▸ Given exercise:
Identify each line below containing the string "ชญาของเศรษฐก" and copy it.

• • • •

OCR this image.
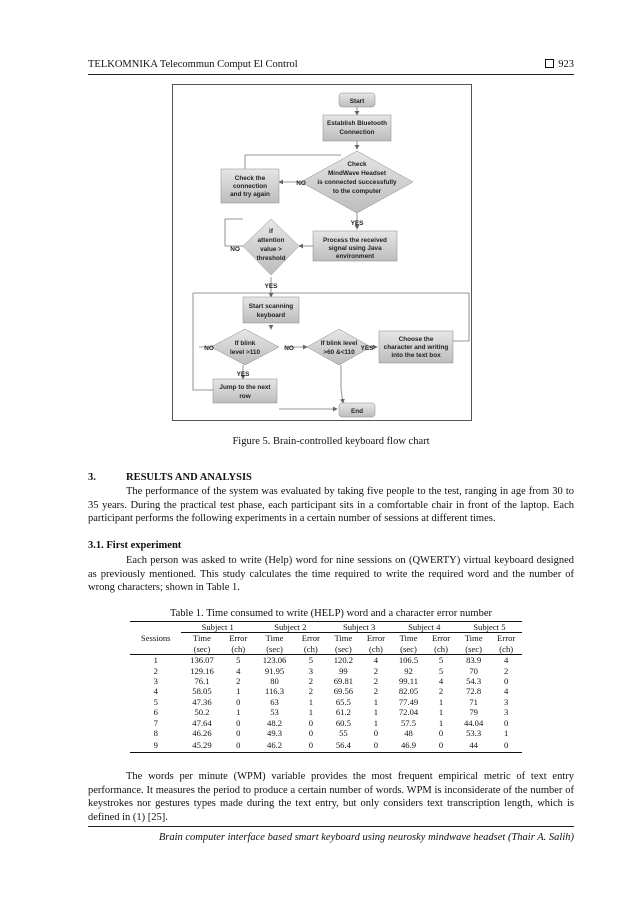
TELKOMNIKA Telecommun Comput El Control	923
Start
Establish Bluetooth
Connection
Check
MindWave Headset
is connected successfully
to the computer
Check the
connection
and try again
NO
YES
Process the received
signal using Java
environment
if
attention
value >
threshold
NO
YES
Start scanning
keyboard
If blink
level >110
NO	NO
If blink level
>60 &<110
YES
Choose the
character and writing
into the text box
YES
Jump to the next
row
End
Figure 5. Brain-controlled keyboard flow chart
3.	RESULTS AND ANALYSIS

The performance of the system was evaluated by taking five people to the test, ranging in age from 30 to 35 years. During the practical test phase, each participant sits in a comfortable chair in front of the laptop. Each participant performs the following experiments in a certain number of sessions at different times.

3.1. First experiment

Each person was asked to write (Help) word for nine sessions on (QWERTY) virtual keyboard designed as previously mentioned. This study calculates the time required to write the required word and the number of wrong characters; shown in Table 1.

Table 1. Time consumed to write (HELP) word and a character error number
	Subject 1		Subject 2		Subject 3		Subject 4		Subject 5	
Sessions	Time	Error	Time	Error	Time	Error	Time	Error	Time	Error
	(sec)	(ch)	(sec)	(ch)	(sec)	(ch)	(sec)	(ch)	(sec)	(ch)
1	136.07	5	123.06	5	120.2	4	106.5	5	83.9	4
2	129.16	4	91.95	3	99	2	92	5	70	2
3	76.1	2	80	2	69.81	2	99.11	4	54.3	0
4	58.05	1	116.3	2	69.56	2	82.05	2	72.8	4
5	47.36	0	63	1	65.5	1	77.49	1	71	3
6	50.2	1	53	1	61.2	1	72.04	1	79	3
7	47.64	0	48.2	0	60.5	1	57.5	1	44.04	0
8	46.26	0	49.3	0	55	0	48	0	53.3	1
9	45.29	0	46.2	0	56.4	0	46.9	0	44	0

The words per minute (WPM) variable provides the most frequent empirical metric of text entry performance. It measures the period to produce a certain number of words. WPM is inconsiderate of the number of keystrokes nor gestures types made during the text entry, but only considers text transcription length, which is defined in (1) [25].

Brain computer interface based smart keyboard using neurosky mindwave headset (Thair A. Salih)
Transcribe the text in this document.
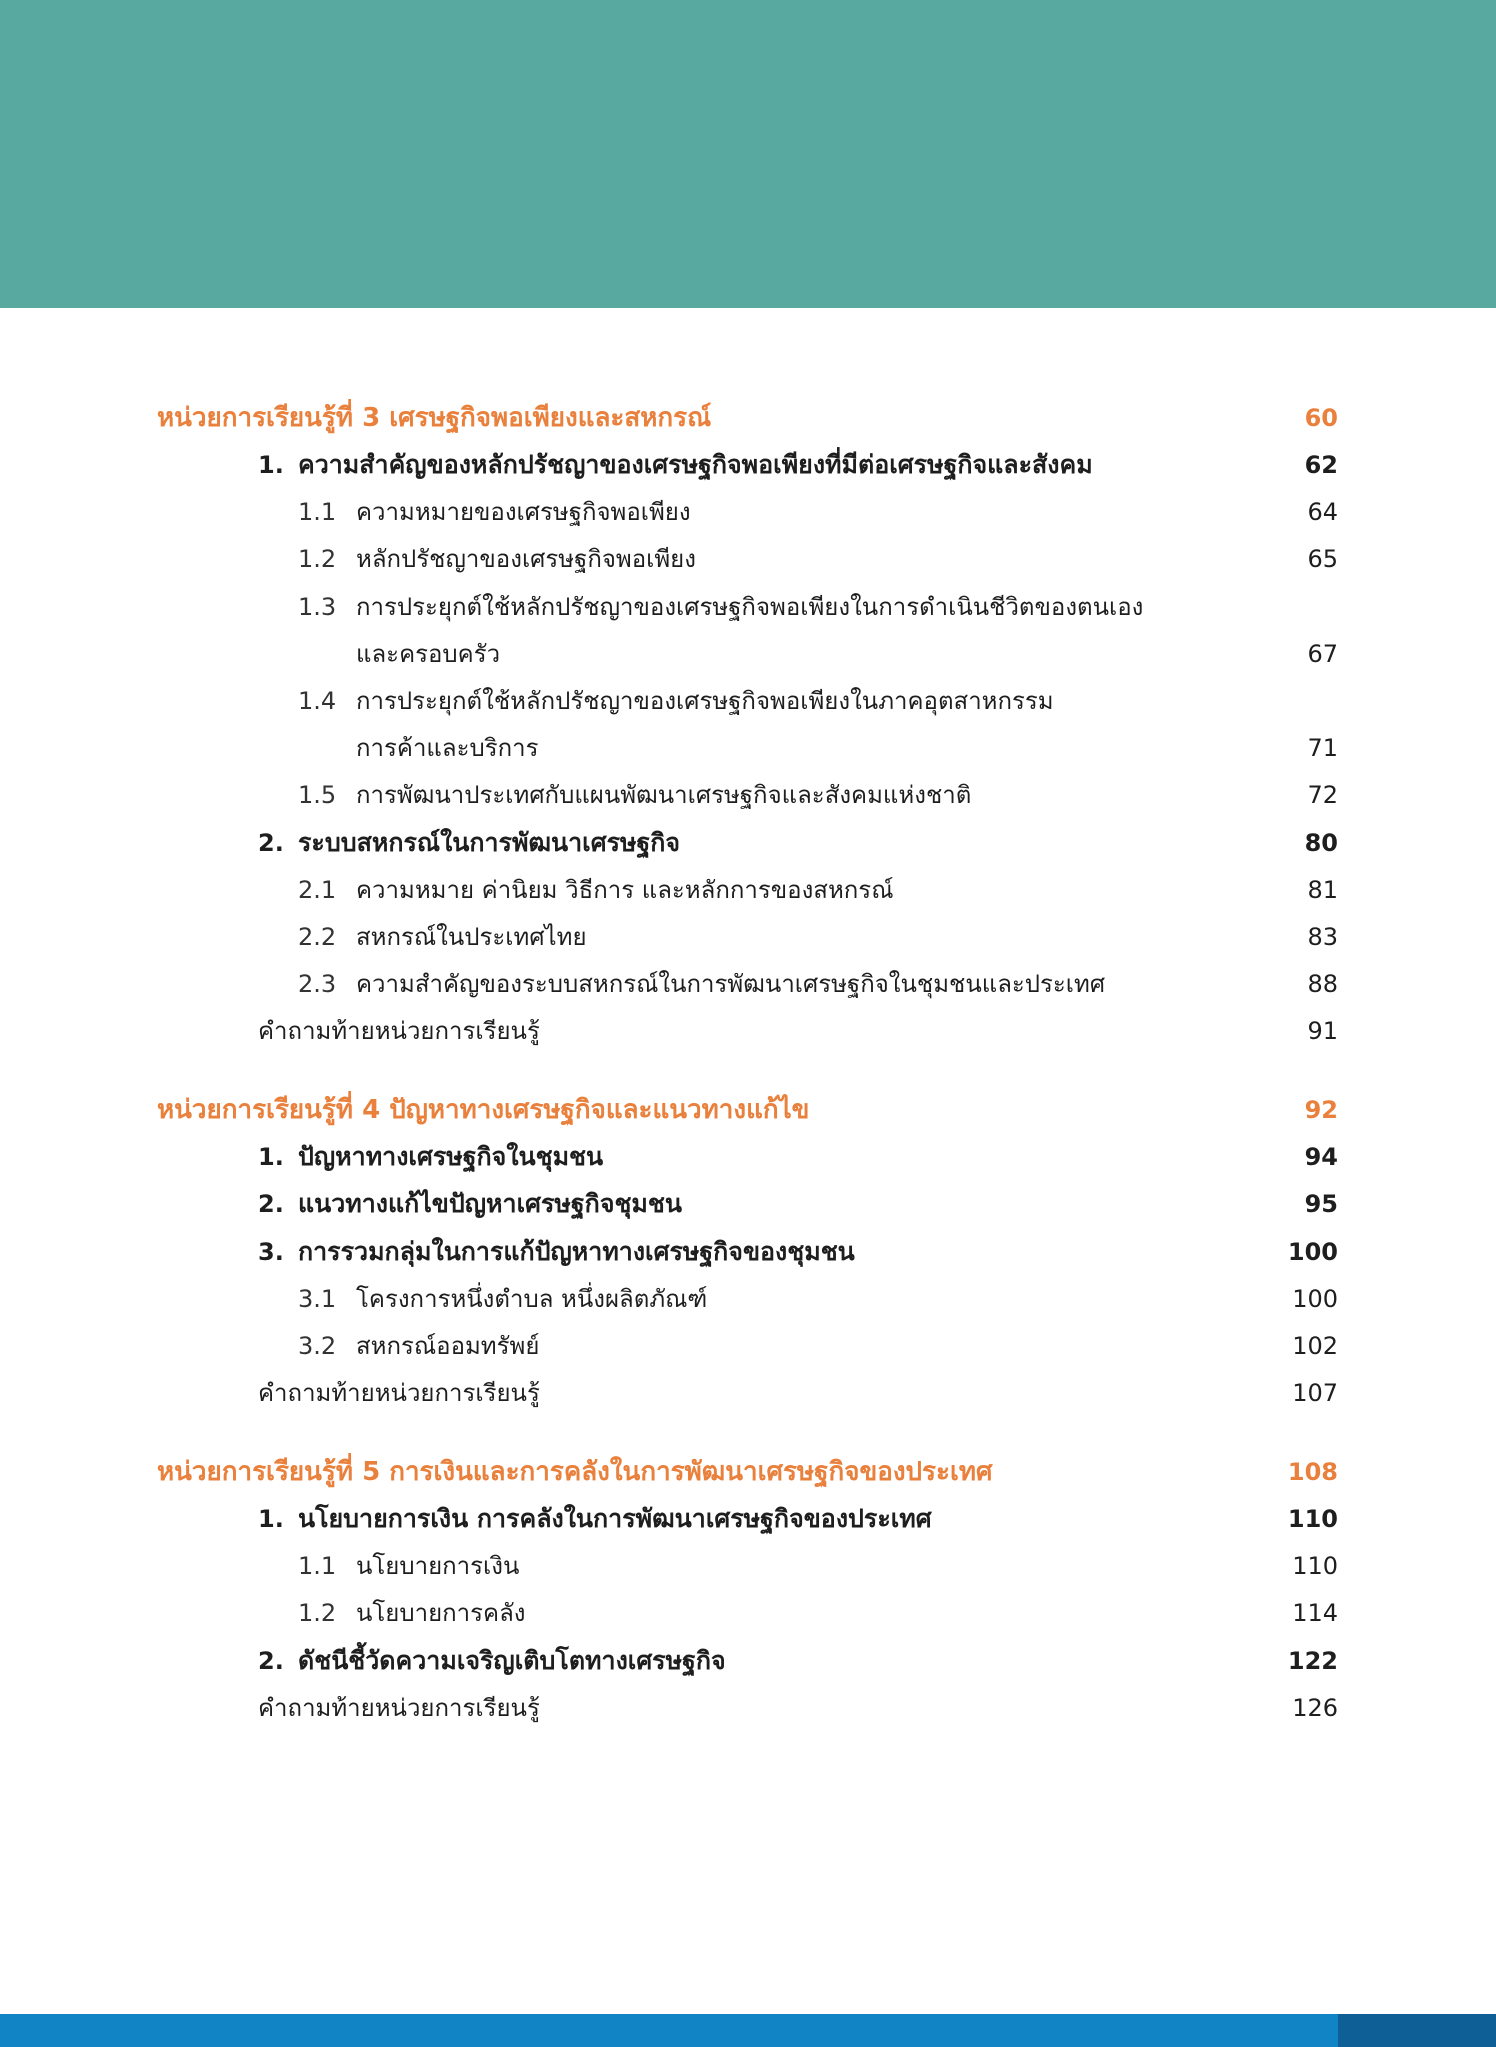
หน่วยการเรียนรู้ที่ 3 เศรษฐกิจพอเพียงและสหกรณ์	60
1. ความสำคัญของหลักปรัชญาของเศรษฐกิจพอเพียงที่มีต่อเศรษฐกิจและสังคม	62
1.1 ความหมายของเศรษฐกิจพอเพียง	64
1.2 หลักปรัชญาของเศรษฐกิจพอเพียง	65
1.3 การประยุกต์ใช้หลักปรัชญาของเศรษฐกิจพอเพียงในการดำเนินชีวิตของตนเอง
และครอบครัว	67
1.4 การประยุกต์ใช้หลักปรัชญาของเศรษฐกิจพอเพียงในภาคอุตสาหกรรม
การค้าและบริการ	71
1.5 การพัฒนาประเทศกับแผนพัฒนาเศรษฐกิจและสังคมแห่งชาติ	72
2. ระบบสหกรณ์ในการพัฒนาเศรษฐกิจ	80
2.1 ความหมาย ค่านิยม วิธีการ และหลักการของสหกรณ์	81
2.2 สหกรณ์ในประเทศไทย	83
2.3 ความสำคัญของระบบสหกรณ์ในการพัฒนาเศรษฐกิจในชุมชนและประเทศ	88
คำถามท้ายหน่วยการเรียนรู้	91
หน่วยการเรียนรู้ที่ 4 ปัญหาทางเศรษฐกิจและแนวทางแก้ไข	92
1. ปัญหาทางเศรษฐกิจในชุมชน	94
2. แนวทางแก้ไขปัญหาเศรษฐกิจชุมชน	95
3. การรวมกลุ่มในการแก้ปัญหาทางเศรษฐกิจของชุมชน	100
3.1 โครงการหนึ่งตำบล หนึ่งผลิตภัณฑ์	100
3.2 สหกรณ์ออมทรัพย์	102
คำถามท้ายหน่วยการเรียนรู้	107
หน่วยการเรียนรู้ที่ 5 การเงินและการคลังในการพัฒนาเศรษฐกิจของประเทศ	108
1. นโยบายการเงิน การคลังในการพัฒนาเศรษฐกิจของประเทศ	110
1.1 นโยบายการเงิน	110
1.2 นโยบายการคลัง	114
2. ดัชนีชี้วัดความเจริญเติบโตทางเศรษฐกิจ	122
คำถามท้ายหน่วยการเรียนรู้	126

• • • •

▸ Complete response:
1. ความสำคัญของหลักปรัชญาของเศรษฐกิจพอเพียงที่มีต่อเศรษฐกิจและสังคม	62
1.2 หลักปรัชญาของเศรษฐกิจพอเพียง	65
1.3 การประยุกต์ใช้หลักปรัชญาของเศรษฐกิจพอเพียงในการดำเนินชีวิตของตนเอง
1.4 การประยุกต์ใช้หลักปรัชญาของเศรษฐกิจพอเพียงในภาคอุตสาหกรรม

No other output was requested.